TO DO: Output all of the data below exactly as given.

DATASET CONTENT:
# # # # # # #

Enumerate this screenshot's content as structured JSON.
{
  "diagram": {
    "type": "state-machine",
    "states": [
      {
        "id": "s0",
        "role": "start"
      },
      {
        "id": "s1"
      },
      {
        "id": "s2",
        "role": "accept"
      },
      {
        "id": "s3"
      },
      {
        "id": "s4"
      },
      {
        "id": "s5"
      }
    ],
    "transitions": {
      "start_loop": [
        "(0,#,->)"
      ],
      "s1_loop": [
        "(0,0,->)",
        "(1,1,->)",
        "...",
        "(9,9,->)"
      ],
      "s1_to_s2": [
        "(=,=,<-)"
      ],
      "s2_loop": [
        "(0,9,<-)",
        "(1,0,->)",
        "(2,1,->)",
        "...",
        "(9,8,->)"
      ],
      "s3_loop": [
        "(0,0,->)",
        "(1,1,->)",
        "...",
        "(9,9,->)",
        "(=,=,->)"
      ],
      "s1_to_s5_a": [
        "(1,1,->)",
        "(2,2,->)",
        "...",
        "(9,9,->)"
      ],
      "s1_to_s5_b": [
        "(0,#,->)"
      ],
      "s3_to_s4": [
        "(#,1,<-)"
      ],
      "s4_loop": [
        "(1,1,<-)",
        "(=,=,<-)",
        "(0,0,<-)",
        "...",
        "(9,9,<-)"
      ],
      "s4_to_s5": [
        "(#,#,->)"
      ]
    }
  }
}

# # # # # # #

SOLUTION TO THE EXERCISE:
Enumerate this screenshot's content as structured JSON.
{
  "diagram": {
    "type": "state-machine",
    "states": [
      {
        "id": "s0",
        "role": "start"
      },
      {
        "id": "s1"
      },
      {
        "id": "s2",
        "role": "accept"
      },
      {
        "id": "s3"
      },
      {
        "id": "s4"
      },
      {
        "id": "s5"
      }
    ],
    "transitions": {
      "start_loop": [
        "(0,#,->)"
      ],
      "s1_loop": [
        "(0,0,->)",
        "(1,1,->)",
        "...",
        "(9,9,->)"
      ],
      "s1_to_s2": [
        "(=,=,<-)"
      ],
      "s2_loop": [
        "(0,9,<-)",
        "(1,0,->)",
        "(2,1,->)",
        "...",
        "(9,8,->)"
      ],
      "s3_loop": [
        "(0,0,->)",
        "(1,1,->)",
        "...",
        "(9,9,->)",
        "(=,=,->)"
      ],
      "s1_to_s5_a": [
        "(1,1,->)",
        "(2,2,->)",
        "...",
        "(9,9,->)"
      ],
      "s1_to_s5_b": [
        "(0,#,->)"
      ],
      "s3_to_s4": [
        "(#,1,<-)"
      ],
      "s4_loop": [
        "(1,1,<-)",
        "(=,=,<-)",
        "(0,0,<-)",
        "...",
        "(9,9,<-)"
      ],
      "s4_to_s5": [
        "(#,#,->)"
      ]
    }
  }
}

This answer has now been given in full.